Circuit Breaker pattern

Azure

Handle faults that might take a variable amount of time to recover from, when connecting to a remote service or resource. This pattern can improve the stability and resiliency of an application.

Context and problem

In a distributed environment, calls to remote resources and services can fail due to transient faults, such as slow network connections, time-outs, or the resources being overcommitted or temporarily unavailable. These faults typically correct themselves after a short period of time, and a robust cloud application should be prepared to handle them by using a strategy such as the Retry pattern.

However, there can also be situations where faults are due to unanticipated events, and that might take much longer to fix. These faults can range in severity from a partial loss of connectivity to the complete failure of a service. In these situations, it might be pointless for an application to continually retry an operation that is unlikely to succeed, and instead the application should quickly accept that the operation has failed and handle this failure accordingly.

Additionally, if a service is very busy, failure in one part of the system might lead to cascading failures. For example, an operation that invokes a service could be configured to implement a time-out, and reply with a failure message if the service fails to respond within this period. However, this strategy could cause many concurrent requests to the same operation to be blocked until the time-out period expires. These blocked requests might hold critical system resources such as memory, threads, database connections, and so on. So, these resources could become exhausted, causing failure of other possibly unrelated parts of the system that need to use the same resources. In these situations, it would be preferable for the operation to fail immediately, and only attempt to invoke the service if it's likely to succeed. Setting a shorter time-out might help to resolve this problem, but the time-out shouldn't be so short that the operation fails most of the time, even if the request to the service would eventually succeed.

* _Raw data_
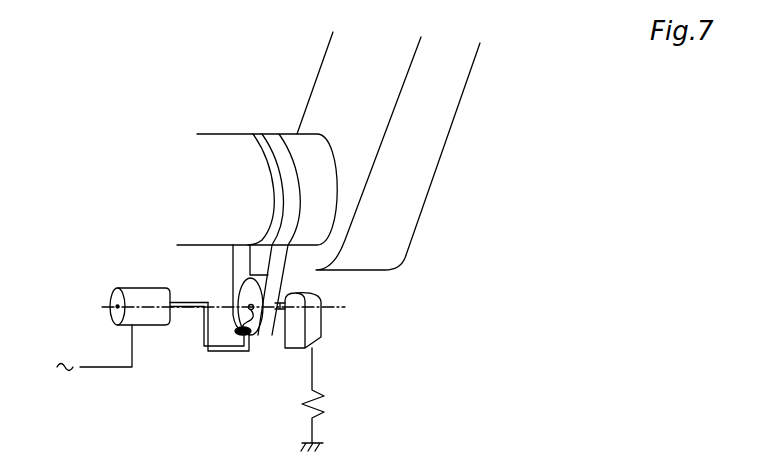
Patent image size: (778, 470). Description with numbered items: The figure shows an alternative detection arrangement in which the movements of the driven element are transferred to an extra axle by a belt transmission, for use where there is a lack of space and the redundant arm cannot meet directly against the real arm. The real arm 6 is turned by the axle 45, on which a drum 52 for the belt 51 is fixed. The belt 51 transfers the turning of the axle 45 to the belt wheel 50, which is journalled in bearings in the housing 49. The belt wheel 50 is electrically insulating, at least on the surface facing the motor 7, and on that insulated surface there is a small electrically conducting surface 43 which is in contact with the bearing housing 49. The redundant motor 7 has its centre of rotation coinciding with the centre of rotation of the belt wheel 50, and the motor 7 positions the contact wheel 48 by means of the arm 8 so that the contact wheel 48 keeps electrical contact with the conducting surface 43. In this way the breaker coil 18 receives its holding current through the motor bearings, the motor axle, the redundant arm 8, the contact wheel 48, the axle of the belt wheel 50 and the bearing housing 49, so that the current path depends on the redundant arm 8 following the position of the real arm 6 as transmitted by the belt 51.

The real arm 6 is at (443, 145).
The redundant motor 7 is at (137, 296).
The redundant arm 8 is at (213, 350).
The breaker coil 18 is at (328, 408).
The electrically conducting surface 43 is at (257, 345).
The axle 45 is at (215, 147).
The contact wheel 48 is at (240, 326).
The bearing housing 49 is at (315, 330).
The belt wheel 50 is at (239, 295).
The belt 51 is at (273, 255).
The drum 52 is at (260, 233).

* _Requirement_
Condense the paragraph of the Circuit Breaker pattern page that begins "Additionally, if a service is very busy" into a bulleted list that keeps its main facts.

* _Response below_
- When a service is very busy, a failure in one part of the system can cascade.
- For example, if an operation that calls a service uses a time-out and replies with a failure message when the service doesn't respond in time, many concurrent requests to that operation can stay blocked until the time-out expires.
- Blocked requests can hold critical resources such as memory, threads and database connections.
- If those resources run out, other, possibly unrelated parts of the system that need them can fail.
- It is better for the operation to fail immediately and to call the service only when the call is likely to succeed.
- A shorter time-out can help, but it shouldn't be so short that the operation fails most of the time even when the request would eventually succeed.